EXERCISE INSTRUCTIONS:
Copy out every line that contains the word "mezzi".
++++++++
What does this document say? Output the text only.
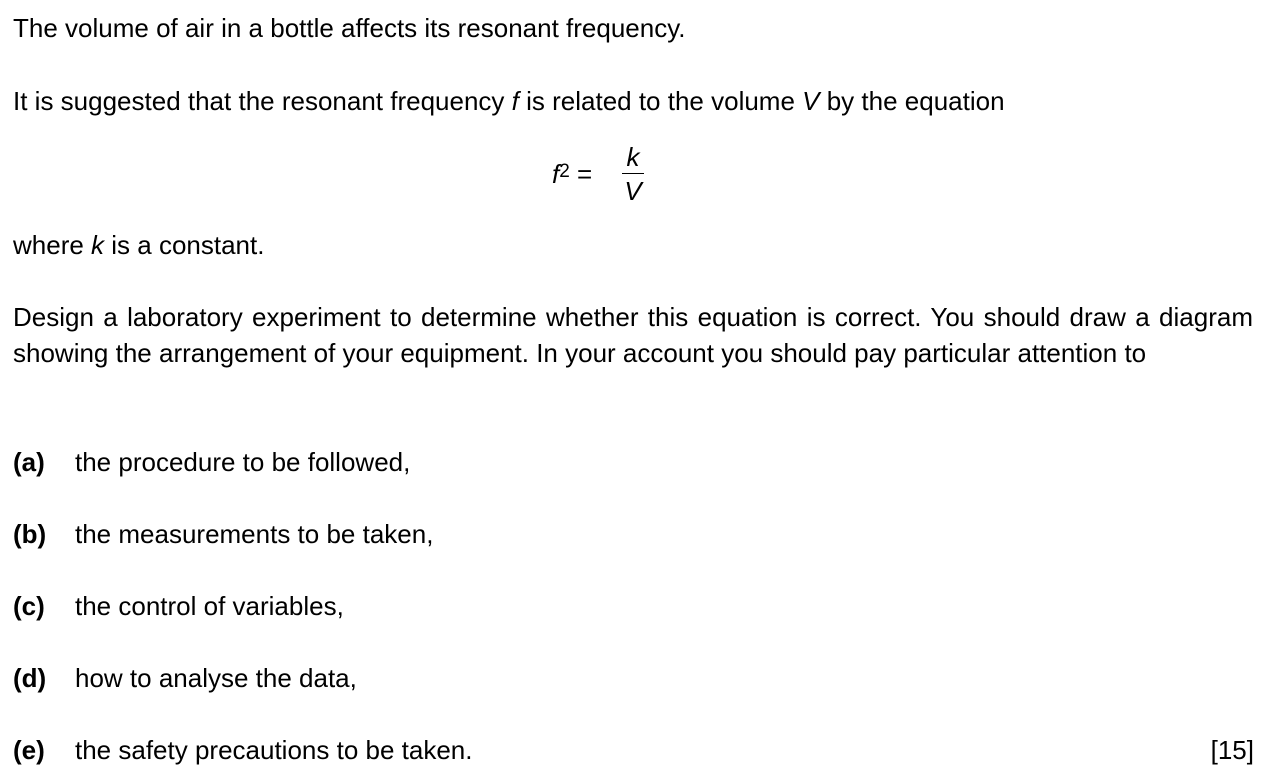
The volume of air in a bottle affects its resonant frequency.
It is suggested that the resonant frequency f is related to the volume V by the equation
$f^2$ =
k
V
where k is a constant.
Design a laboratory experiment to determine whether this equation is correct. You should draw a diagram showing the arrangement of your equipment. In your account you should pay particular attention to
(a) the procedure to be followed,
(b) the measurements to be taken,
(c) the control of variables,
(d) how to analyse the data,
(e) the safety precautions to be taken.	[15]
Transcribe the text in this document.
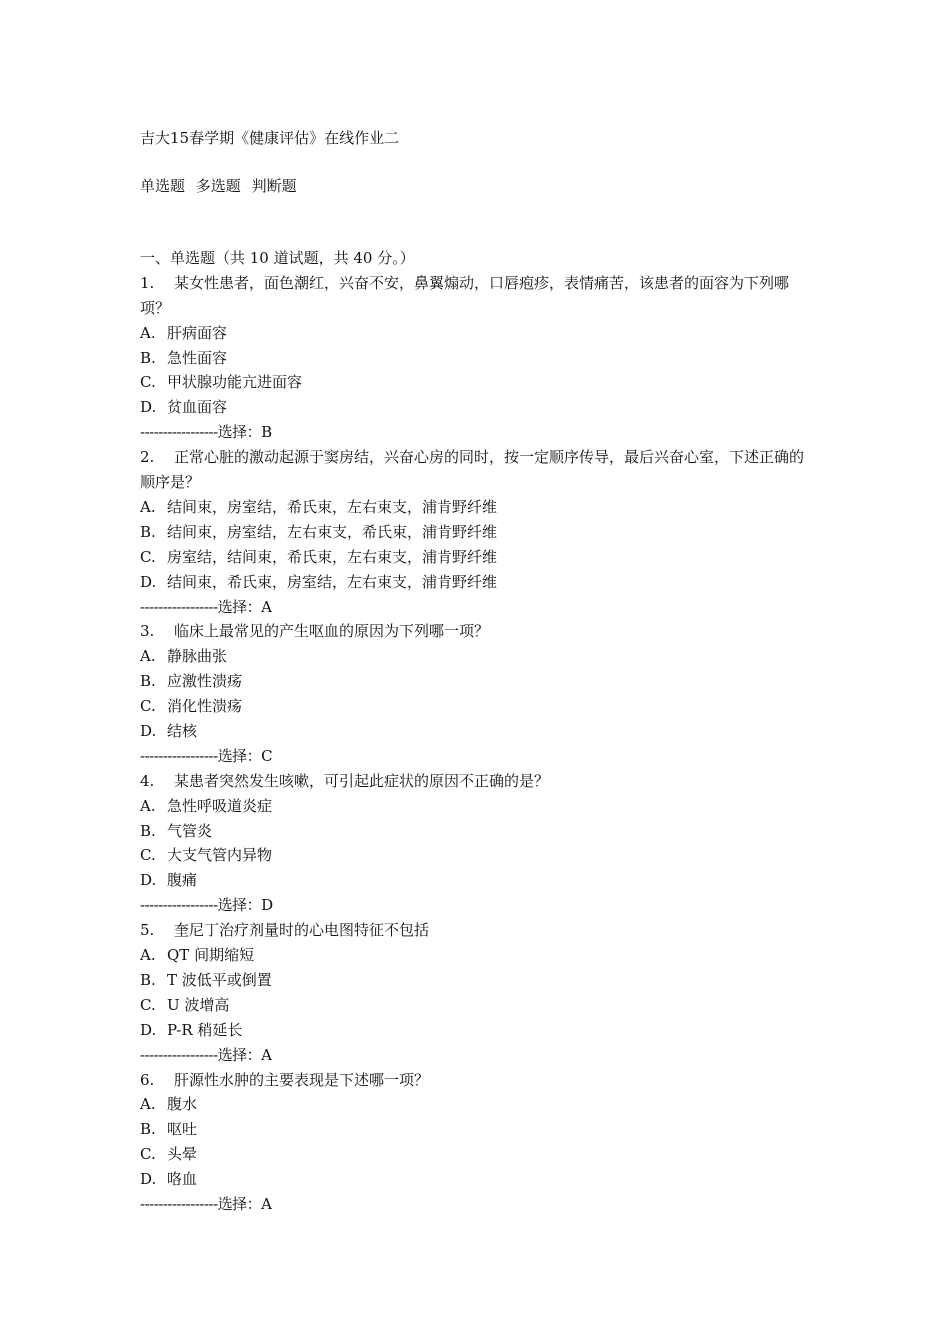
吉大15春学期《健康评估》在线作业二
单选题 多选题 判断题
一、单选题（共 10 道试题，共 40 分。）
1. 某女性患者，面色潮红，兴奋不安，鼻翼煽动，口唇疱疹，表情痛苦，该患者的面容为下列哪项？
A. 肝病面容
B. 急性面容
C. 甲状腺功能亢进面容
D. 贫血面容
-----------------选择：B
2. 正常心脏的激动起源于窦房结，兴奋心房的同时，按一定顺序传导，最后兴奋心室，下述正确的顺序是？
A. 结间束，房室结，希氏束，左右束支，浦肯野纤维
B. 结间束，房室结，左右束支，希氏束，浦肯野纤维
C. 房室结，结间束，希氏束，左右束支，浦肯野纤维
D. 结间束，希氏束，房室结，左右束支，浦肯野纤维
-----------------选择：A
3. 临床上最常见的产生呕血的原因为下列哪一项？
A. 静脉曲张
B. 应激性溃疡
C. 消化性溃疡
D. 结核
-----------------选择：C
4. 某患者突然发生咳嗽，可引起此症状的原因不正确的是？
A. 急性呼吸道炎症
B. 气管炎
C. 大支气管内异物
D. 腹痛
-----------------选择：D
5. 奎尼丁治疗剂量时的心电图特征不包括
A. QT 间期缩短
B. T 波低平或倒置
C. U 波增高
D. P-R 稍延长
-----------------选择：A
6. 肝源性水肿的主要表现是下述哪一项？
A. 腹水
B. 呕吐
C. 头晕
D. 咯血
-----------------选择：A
++++++++
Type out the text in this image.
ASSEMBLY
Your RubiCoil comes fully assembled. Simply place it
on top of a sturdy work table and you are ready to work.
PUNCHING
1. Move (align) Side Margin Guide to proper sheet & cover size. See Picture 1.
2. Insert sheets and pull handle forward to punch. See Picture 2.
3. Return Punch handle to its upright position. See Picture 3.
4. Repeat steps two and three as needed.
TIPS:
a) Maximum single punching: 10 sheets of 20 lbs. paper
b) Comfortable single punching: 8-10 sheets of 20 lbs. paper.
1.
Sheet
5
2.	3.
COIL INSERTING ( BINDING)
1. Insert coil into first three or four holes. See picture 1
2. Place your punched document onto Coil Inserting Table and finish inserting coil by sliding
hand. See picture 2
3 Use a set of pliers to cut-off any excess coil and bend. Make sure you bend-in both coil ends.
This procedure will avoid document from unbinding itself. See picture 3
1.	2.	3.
++++++++
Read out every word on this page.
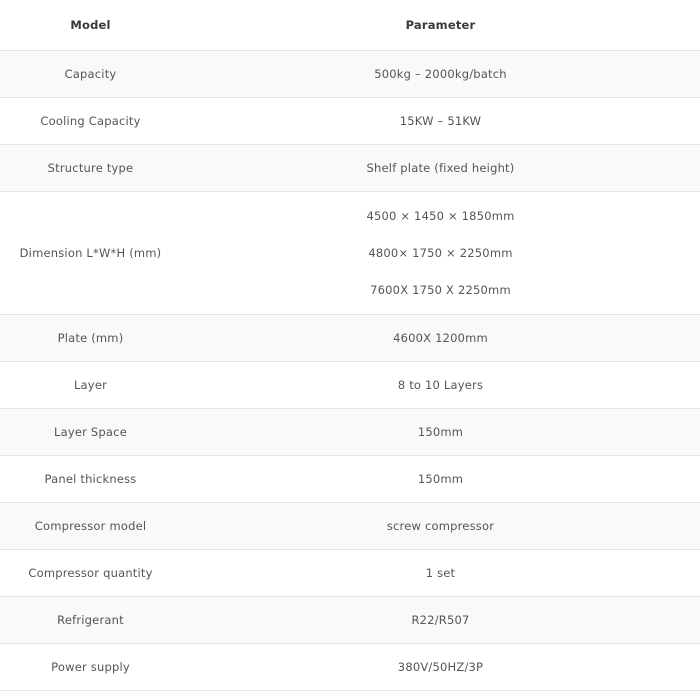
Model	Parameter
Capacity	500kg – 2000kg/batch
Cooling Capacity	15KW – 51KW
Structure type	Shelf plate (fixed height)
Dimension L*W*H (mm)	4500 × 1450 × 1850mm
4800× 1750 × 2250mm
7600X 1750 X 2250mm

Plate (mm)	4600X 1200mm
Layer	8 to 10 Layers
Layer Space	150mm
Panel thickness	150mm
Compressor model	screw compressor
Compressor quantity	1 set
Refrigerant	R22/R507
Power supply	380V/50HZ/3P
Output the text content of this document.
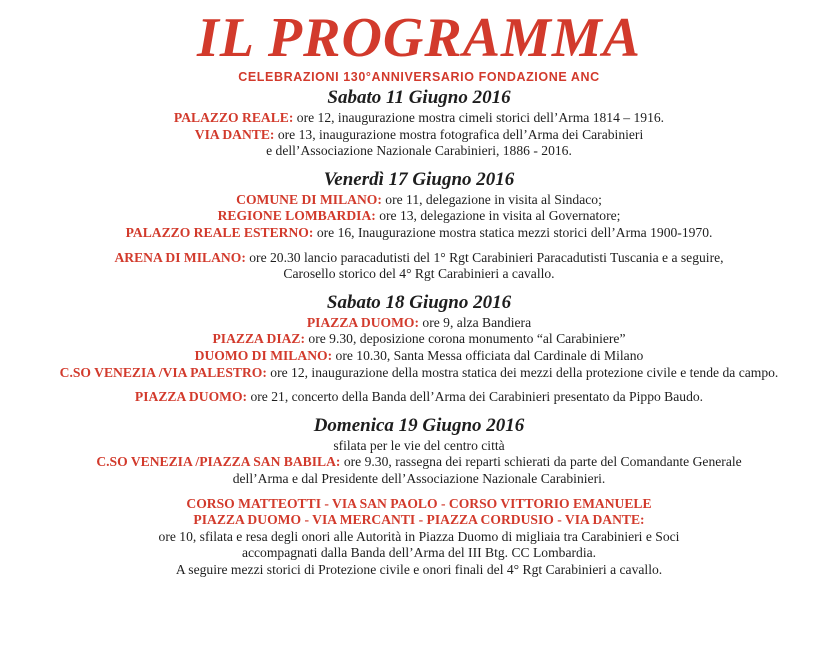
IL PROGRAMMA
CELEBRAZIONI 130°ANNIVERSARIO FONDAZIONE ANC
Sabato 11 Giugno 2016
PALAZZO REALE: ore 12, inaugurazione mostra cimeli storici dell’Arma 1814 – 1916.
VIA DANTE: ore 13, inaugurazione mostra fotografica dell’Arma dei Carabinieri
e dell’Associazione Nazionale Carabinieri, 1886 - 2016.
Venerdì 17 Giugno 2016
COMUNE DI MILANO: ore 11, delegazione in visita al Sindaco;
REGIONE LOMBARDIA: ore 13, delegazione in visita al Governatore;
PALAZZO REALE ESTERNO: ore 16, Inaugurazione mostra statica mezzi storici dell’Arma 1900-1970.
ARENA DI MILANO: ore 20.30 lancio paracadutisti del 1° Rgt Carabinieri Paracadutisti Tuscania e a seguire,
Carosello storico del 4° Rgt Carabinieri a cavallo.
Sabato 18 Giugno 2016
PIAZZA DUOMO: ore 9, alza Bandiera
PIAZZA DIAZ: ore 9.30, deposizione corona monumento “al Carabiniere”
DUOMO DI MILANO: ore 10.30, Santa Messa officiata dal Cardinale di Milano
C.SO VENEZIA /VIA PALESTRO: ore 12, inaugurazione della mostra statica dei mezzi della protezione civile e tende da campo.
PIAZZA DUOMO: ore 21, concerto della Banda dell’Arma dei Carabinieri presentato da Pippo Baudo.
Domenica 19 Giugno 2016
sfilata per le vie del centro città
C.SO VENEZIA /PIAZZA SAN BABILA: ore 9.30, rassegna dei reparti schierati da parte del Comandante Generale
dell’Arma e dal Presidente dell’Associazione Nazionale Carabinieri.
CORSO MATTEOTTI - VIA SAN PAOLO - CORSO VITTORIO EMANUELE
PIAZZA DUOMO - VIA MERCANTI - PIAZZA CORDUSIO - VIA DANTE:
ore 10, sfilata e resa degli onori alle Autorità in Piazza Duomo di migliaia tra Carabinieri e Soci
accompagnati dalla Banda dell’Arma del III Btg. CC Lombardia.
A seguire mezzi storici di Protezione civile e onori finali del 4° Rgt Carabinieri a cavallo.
++++++++
ANSWER TO THE PROBLEM:
PALAZZO REALE ESTERNO: ore 16, Inaugurazione mostra statica mezzi storici dell’Arma 1900-1970.
C.SO VENEZIA /VIA PALESTRO: ore 12, inaugurazione della mostra statica dei mezzi della protezione civile e tende da campo.
A seguire mezzi storici di Protezione civile e onori finali del 4° Rgt Carabinieri a cavallo.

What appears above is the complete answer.